● EXERCISE BRIEF: List each line holding the string "that".
============
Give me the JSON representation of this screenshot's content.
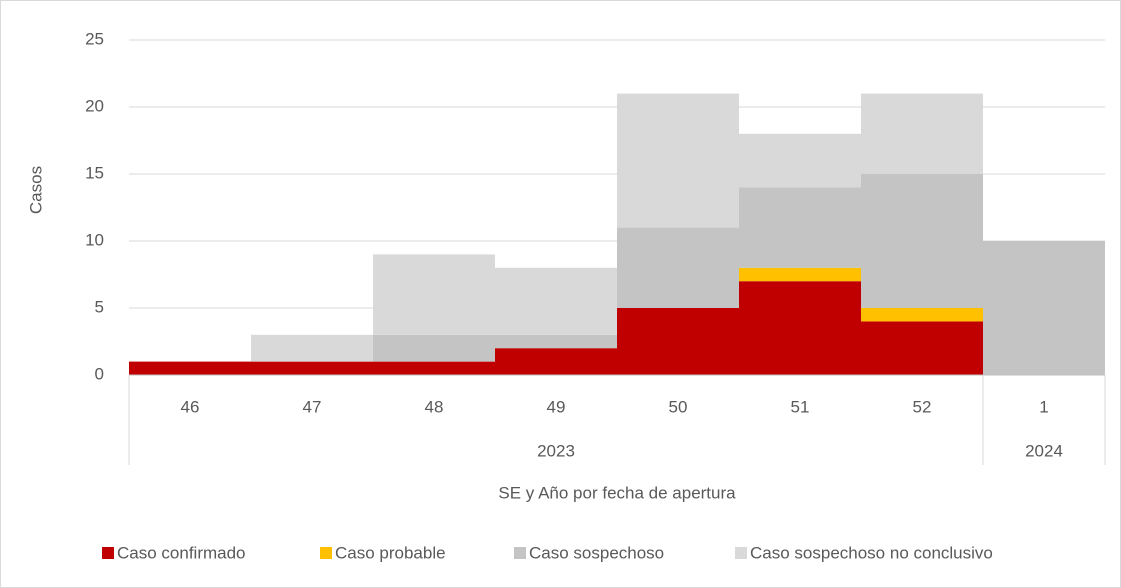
{
  "chart_data": {
    "type": "stacked-bar",
    "y_label": "Casos",
    "x_label": "SE y Año por fecha de apertura",
    "groups": [
      {
        "label": "2023",
        "categories": [
          "46",
          "47",
          "48",
          "49",
          "50",
          "51",
          "52"
        ]
      },
      {
        "label": "2024",
        "categories": [
          "1"
        ]
      }
    ],
    "series": [
      {
        "name": "Caso confirmado",
        "color": "#c00000",
        "values": [
          1,
          1,
          1,
          2,
          5,
          7,
          4,
          0
        ]
      },
      {
        "name": "Caso probable",
        "color": "#ffc000",
        "values": [
          0,
          0,
          0,
          0,
          0,
          1,
          1,
          0
        ]
      },
      {
        "name": "Caso sospechoso",
        "color": "#c4c4c4",
        "values": [
          0,
          0,
          2,
          1,
          6,
          6,
          10,
          10
        ]
      },
      {
        "name": "Caso sospechoso no conclusivo",
        "color": "#d9d9d9",
        "values": [
          0,
          2,
          6,
          5,
          10,
          4,
          6,
          0
        ]
      }
    ],
    "ylim": [
      0,
      25
    ],
    "yticks": [
      0,
      5,
      10,
      15,
      20,
      25
    ],
    "grid": true,
    "legend": "bottom"
  }
}
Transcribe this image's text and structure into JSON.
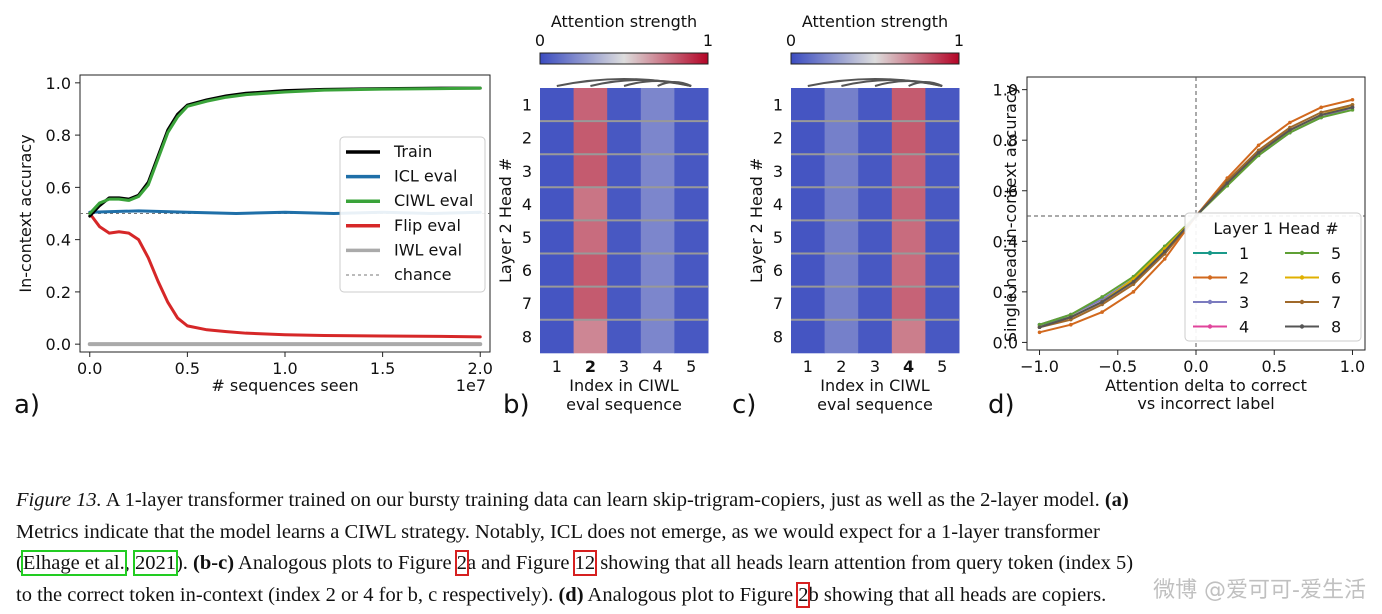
{
  "panel_labels": [
    "a)",
    "b)",
    "c)",
    "d)"
  ],
  "chart_data": [
    {
      "panel": "a",
      "type": "line",
      "xlabel": "# sequences seen",
      "ylabel": "In-context accuracy",
      "x_offset_label": "1e7",
      "xlim": [
        -0.05,
        2.05
      ],
      "ylim": [
        -0.03,
        1.03
      ],
      "xticks": [
        0.0,
        0.5,
        1.0,
        1.5,
        2.0
      ],
      "xtick_labels": [
        "0.0",
        "0.5",
        "1.0",
        "1.5",
        "2.0"
      ],
      "yticks": [
        0.0,
        0.2,
        0.4,
        0.6,
        0.8,
        1.0
      ],
      "ytick_labels": [
        "0.0",
        "0.2",
        "0.4",
        "0.6",
        "0.8",
        "1.0"
      ],
      "legend_position": "center-right",
      "reference_line": {
        "name": "chance",
        "y": 0.5
      },
      "series": [
        {
          "name": "Train",
          "color": "#000000",
          "x": [
            0.0,
            0.05,
            0.1,
            0.15,
            0.2,
            0.25,
            0.3,
            0.35,
            0.4,
            0.45,
            0.5,
            0.6,
            0.7,
            0.8,
            1.0,
            1.2,
            1.5,
            1.8,
            2.0
          ],
          "y": [
            0.49,
            0.53,
            0.56,
            0.56,
            0.555,
            0.57,
            0.62,
            0.72,
            0.82,
            0.88,
            0.915,
            0.935,
            0.95,
            0.96,
            0.97,
            0.975,
            0.978,
            0.98,
            0.98
          ]
        },
        {
          "name": "ICL eval",
          "color": "#1f6fa8",
          "x": [
            0.0,
            0.25,
            0.5,
            0.75,
            1.0,
            1.25,
            1.5,
            1.75,
            2.0
          ],
          "y": [
            0.505,
            0.51,
            0.505,
            0.5,
            0.505,
            0.5,
            0.505,
            0.5,
            0.505
          ]
        },
        {
          "name": "CIWL eval",
          "color": "#3aa33a",
          "x": [
            0.0,
            0.05,
            0.1,
            0.15,
            0.2,
            0.25,
            0.3,
            0.35,
            0.4,
            0.45,
            0.5,
            0.6,
            0.7,
            0.8,
            1.0,
            1.2,
            1.5,
            1.8,
            2.0
          ],
          "y": [
            0.5,
            0.54,
            0.555,
            0.555,
            0.55,
            0.565,
            0.61,
            0.71,
            0.81,
            0.87,
            0.91,
            0.93,
            0.945,
            0.955,
            0.965,
            0.972,
            0.976,
            0.978,
            0.98
          ]
        },
        {
          "name": "Flip eval",
          "color": "#d62728",
          "x": [
            0.0,
            0.05,
            0.1,
            0.15,
            0.2,
            0.25,
            0.3,
            0.35,
            0.4,
            0.45,
            0.5,
            0.6,
            0.7,
            0.8,
            1.0,
            1.2,
            1.5,
            1.8,
            2.0
          ],
          "y": [
            0.5,
            0.45,
            0.425,
            0.43,
            0.425,
            0.4,
            0.33,
            0.24,
            0.16,
            0.1,
            0.07,
            0.055,
            0.048,
            0.042,
            0.036,
            0.033,
            0.031,
            0.03,
            0.028
          ]
        },
        {
          "name": "IWL eval",
          "color": "#aaaaaa",
          "x": [
            0.0,
            2.0
          ],
          "y": [
            0.0,
            0.0
          ]
        }
      ],
      "legend_entries": [
        "Train",
        "ICL eval",
        "CIWL eval",
        "Flip eval",
        "IWL eval",
        "chance"
      ]
    },
    {
      "panel": "b",
      "type": "heatmap",
      "title": "Attention strength",
      "colorbar_ticks": [
        "0",
        "1"
      ],
      "xlabel": "Index in CIWL eval sequence",
      "ylabel": "Layer 2 Head #",
      "x_categories": [
        "1",
        "2",
        "3",
        "4",
        "5"
      ],
      "y_categories": [
        "1",
        "2",
        "3",
        "4",
        "5",
        "6",
        "7",
        "8"
      ],
      "highlighted_column": "2",
      "values": [
        [
          0.03,
          0.78,
          0.04,
          0.2,
          0.04
        ],
        [
          0.03,
          0.8,
          0.04,
          0.2,
          0.04
        ],
        [
          0.03,
          0.8,
          0.04,
          0.2,
          0.04
        ],
        [
          0.03,
          0.74,
          0.04,
          0.2,
          0.04
        ],
        [
          0.03,
          0.76,
          0.04,
          0.2,
          0.04
        ],
        [
          0.03,
          0.8,
          0.04,
          0.2,
          0.04
        ],
        [
          0.03,
          0.8,
          0.04,
          0.2,
          0.04
        ],
        [
          0.03,
          0.7,
          0.04,
          0.2,
          0.04
        ]
      ]
    },
    {
      "panel": "c",
      "type": "heatmap",
      "title": "Attention strength",
      "colorbar_ticks": [
        "0",
        "1"
      ],
      "xlabel": "Index in CIWL eval sequence",
      "ylabel": "Layer 2 Head #",
      "x_categories": [
        "1",
        "2",
        "3",
        "4",
        "5"
      ],
      "y_categories": [
        "1",
        "2",
        "3",
        "4",
        "5",
        "6",
        "7",
        "8"
      ],
      "highlighted_column": "4",
      "values": [
        [
          0.03,
          0.18,
          0.04,
          0.8,
          0.04
        ],
        [
          0.03,
          0.18,
          0.04,
          0.8,
          0.04
        ],
        [
          0.03,
          0.18,
          0.04,
          0.78,
          0.04
        ],
        [
          0.03,
          0.18,
          0.04,
          0.78,
          0.04
        ],
        [
          0.03,
          0.18,
          0.04,
          0.76,
          0.04
        ],
        [
          0.03,
          0.18,
          0.04,
          0.76,
          0.04
        ],
        [
          0.03,
          0.18,
          0.04,
          0.78,
          0.04
        ],
        [
          0.03,
          0.18,
          0.04,
          0.72,
          0.04
        ]
      ]
    },
    {
      "panel": "d",
      "type": "line",
      "xlabel": "Attention delta to correct vs incorrect label",
      "ylabel": "Single head in-context accuracy",
      "xlim": [
        -1.08,
        1.08
      ],
      "ylim": [
        -0.03,
        1.05
      ],
      "xticks": [
        -1.0,
        -0.5,
        0.0,
        0.5,
        1.0
      ],
      "xtick_labels": [
        "−1.0",
        "−0.5",
        "0.0",
        "0.5",
        "1.0"
      ],
      "yticks": [
        0.0,
        0.2,
        0.4,
        0.6,
        0.8,
        1.0
      ],
      "ytick_labels": [
        "0.0",
        "0.2",
        "0.4",
        "0.6",
        "0.8",
        "1.0"
      ],
      "reference_lines": {
        "x": 0.0,
        "y": 0.5
      },
      "legend_title": "Layer 1 Head #",
      "legend_position": "lower-right",
      "x": [
        -1.0,
        -0.8,
        -0.6,
        -0.4,
        -0.2,
        0.0,
        0.2,
        0.4,
        0.6,
        0.8,
        1.0
      ],
      "series": [
        {
          "name": "1",
          "color": "#1a9a8a",
          "values": [
            0.07,
            0.1,
            0.16,
            0.24,
            0.36,
            0.5,
            0.63,
            0.75,
            0.84,
            0.9,
            0.93
          ]
        },
        {
          "name": "2",
          "color": "#d2691e",
          "values": [
            0.04,
            0.07,
            0.12,
            0.2,
            0.33,
            0.5,
            0.65,
            0.78,
            0.87,
            0.93,
            0.96
          ]
        },
        {
          "name": "3",
          "color": "#7b7bbf",
          "values": [
            0.07,
            0.11,
            0.17,
            0.25,
            0.37,
            0.5,
            0.63,
            0.74,
            0.83,
            0.89,
            0.93
          ]
        },
        {
          "name": "4",
          "color": "#e0449b",
          "values": [
            0.06,
            0.1,
            0.16,
            0.24,
            0.36,
            0.5,
            0.63,
            0.75,
            0.84,
            0.9,
            0.93
          ]
        },
        {
          "name": "5",
          "color": "#5fa035",
          "values": [
            0.07,
            0.11,
            0.18,
            0.26,
            0.38,
            0.5,
            0.62,
            0.74,
            0.83,
            0.89,
            0.92
          ]
        },
        {
          "name": "6",
          "color": "#e0b000",
          "values": [
            0.06,
            0.1,
            0.16,
            0.25,
            0.37,
            0.5,
            0.63,
            0.75,
            0.84,
            0.9,
            0.94
          ]
        },
        {
          "name": "7",
          "color": "#a0692a",
          "values": [
            0.06,
            0.09,
            0.15,
            0.23,
            0.35,
            0.5,
            0.64,
            0.76,
            0.85,
            0.91,
            0.94
          ]
        },
        {
          "name": "8",
          "color": "#555555",
          "values": [
            0.06,
            0.1,
            0.16,
            0.24,
            0.36,
            0.5,
            0.63,
            0.75,
            0.84,
            0.9,
            0.93
          ]
        }
      ]
    }
  ],
  "caption": {
    "fig_label": "Figure 13.",
    "line1": " A 1-layer transformer trained on our bursty training data can learn skip-trigram-copiers, just as well as the 2-layer model. ",
    "line1_bold": "(a)",
    "line2": "Metrics indicate that the model learns a CIWL strategy. Notably, ICL does not emerge, as we would expect for a 1-layer transformer",
    "line3_open": "(",
    "line3_cite1": "Elhage et al.",
    "line3_sep": ",",
    "line3_cite2": "2021",
    "line3_close": "). ",
    "line3_bold": "(b-c)",
    "line3_a": " Analogous plots to Figure ",
    "line3_ref1": "2",
    "line3_b": "a and Figure ",
    "line3_ref2": "12",
    "line3_c": " showing that all heads learn attention from query token (index 5)",
    "line4_a": "to the correct token in-context (index 2 or 4 for b, c respectively). ",
    "line4_bold": "(d)",
    "line4_b": " Analogous plot to Figure ",
    "line4_ref": "2",
    "line4_c": "b showing that all heads are copiers."
  },
  "watermark": "微博 @爱可可-爱生活",
  "colormap": {
    "low": "#3b4cc0",
    "mid": "#dddddd",
    "high": "#b40426"
  }
}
============
● FINISHED EXERCISE:
    "line2": "Metrics indicate that the model learns a CIWL strategy. Notably, ICL does not emerge, as we would expect for a 1-layer transformer",
    "line3_c": " showing that all heads learn attention from query token (index 5)",
    "line4_c": "b showing that all heads are copiers."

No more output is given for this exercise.